Goal:
Set the listing down again exactly, please, apart from its pictures.

Part of a data file:
______

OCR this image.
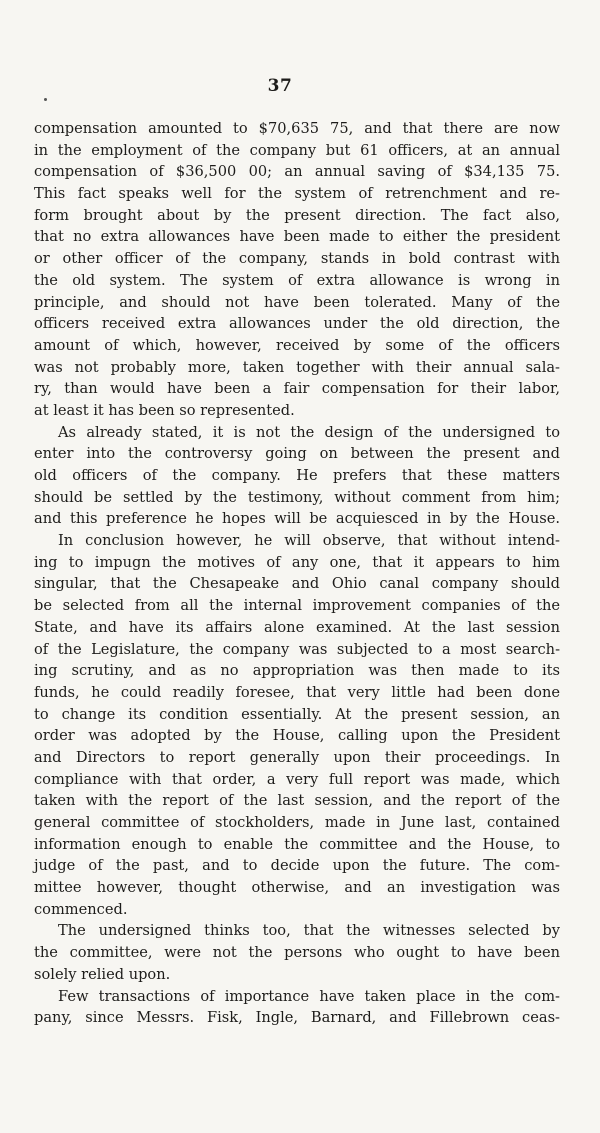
37
compensation amounted to $70,635 75, and that there are now
in the employment of the company but 61 officers, at an annual
compensation of $36,500 00; an annual saving of $34,135 75.
This fact speaks well for the system of retrenchment and re-
form brought about by the present direction. The fact also,
that no extra allowances have been made to either the president
or other officer of the company, stands in bold contrast with
the old system. The system of extra allowance is wrong in
principle, and should not have been tolerated. Many of the
officers received extra allowances under the old direction, the
amount of which, however, received by some of the officers
was not probably more, taken together with their annual sala-
ry, than would have been a fair compensation for their labor,
at least it has been so represented.
As already stated, it is not the design of the undersigned to
enter into the controversy going on between the present and
old officers of the company. He prefers that these matters
should be settled by the testimony, without comment from him;
and this preference he hopes will be acquiesced in by the House.
In conclusion however, he will observe, that without intend-
ing to impugn the motives of any one, that it appears to him
singular, that the Chesapeake and Ohio canal company should
be selected from all the internal improvement companies of the
State, and have its affairs alone examined. At the last session
of the Legislature, the company was subjected to a most search-
ing scrutiny, and as no appropriation was then made to its
funds, he could readily foresee, that very little had been done
to change its condition essentially. At the present session, an
order was adopted by the House, calling upon the President
and Directors to report generally upon their proceedings. In
compliance with that order, a very full report was made, which
taken with the report of the last session, and the report of the
general committee of stockholders, made in June last, contained
information enough to enable the committee and the House, to
judge of the past, and to decide upon the future. The com-
mittee however, thought otherwise, and an investigation was
commenced.
The undersigned thinks too, that the witnesses selected by
the committee, were not the persons who ought to have been
solely relied upon.
Few transactions of importance have taken place in the com-
pany, since Messrs. Fisk, Ingle, Barnard, and Fillebrown ceas-
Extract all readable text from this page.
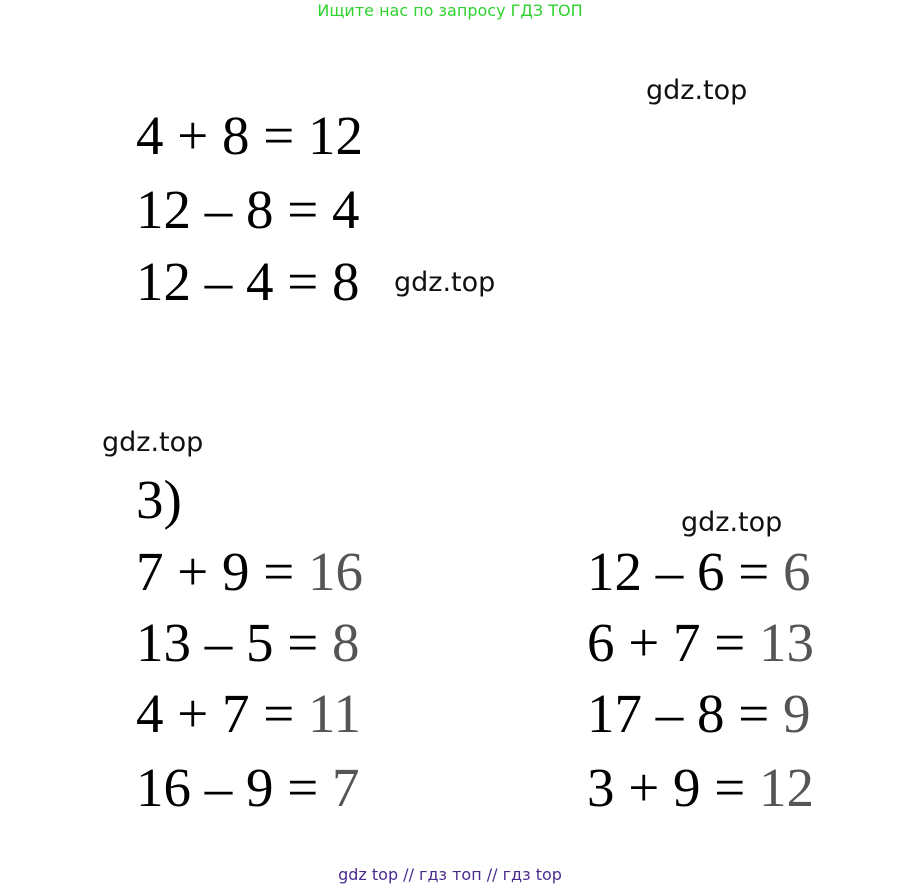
Ищите нас по запросу ГДЗ ТОП
gdz.top
gdz.top
gdz.top
gdz.top
4 + 8 = 12
12 – 8 = 4
12 – 4 = 8
3)
7 + 9 = 16
13 – 5 = 8
4 + 7 = 11
16 – 9 = 7
12 – 6 = 6
6 + 7 = 13
17 – 8 = 9
3 + 9 = 12
gdz top // гдз топ // гдз top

______

Answer below:
OCR this image.
37
compensation amounted to $70,635 75, and that there are now
in the employment of the company but 61 officers, at an annual
compensation of $36,500 00; an annual saving of $34,135 75.
This fact speaks well for the system of retrenchment and re-
form brought about by the present direction. The fact also,
that no extra allowances have been made to either the president
or other officer of the company, stands in bold contrast with
the old system. The system of extra allowance is wrong in
principle, and should not have been tolerated. Many of the
officers received extra allowances under the old direction, the
amount of which, however, received by some of the officers
was not probably more, taken together with their annual sala-
ry, than would have been a fair compensation for their labor,
at least it has been so represented.
As already stated, it is not the design of the undersigned to
enter into the controversy going on between the present and
old officers of the company. He prefers that these matters
should be settled by the testimony, without comment from him;
and this preference he hopes will be acquiesced in by the House.
In conclusion however, he will observe, that without intend-
ing to impugn the motives of any one, that it appears to him
singular, that the Chesapeake and Ohio canal company should
be selected from all the internal improvement companies of the
State, and have its affairs alone examined. At the last session
of the Legislature, the company was subjected to a most search-
ing scrutiny, and as no appropriation was then made to its
funds, he could readily foresee, that very little had been done
to change its condition essentially. At the present session, an
order was adopted by the House, calling upon the President
and Directors to report generally upon their proceedings. In
compliance with that order, a very full report was made, which
taken with the report of the last session, and the report of the
general committee of stockholders, made in June last, contained
information enough to enable the committee and the House, to
judge of the past, and to decide upon the future. The com-
mittee however, thought otherwise, and an investigation was
commenced.
The undersigned thinks too, that the witnesses selected by
the committee, were not the persons who ought to have been
solely relied upon.
Few transactions of importance have taken place in the com-
pany, since Messrs. Fisk, Ingle, Barnard, and Fillebrown ceas-
Extract all readable text from this page.
Ищите нас по запросу ГДЗ ТОП
gdz.top
gdz.top
gdz.top
gdz.top
4 + 8 = 12
12 – 8 = 4
12 – 4 = 8
3)
7 + 9 = 16
13 – 5 = 8
4 + 7 = 11
16 – 9 = 7
12 – 6 = 6
6 + 7 = 13
17 – 8 = 9
3 + 9 = 12
gdz top // гдз топ // гдз top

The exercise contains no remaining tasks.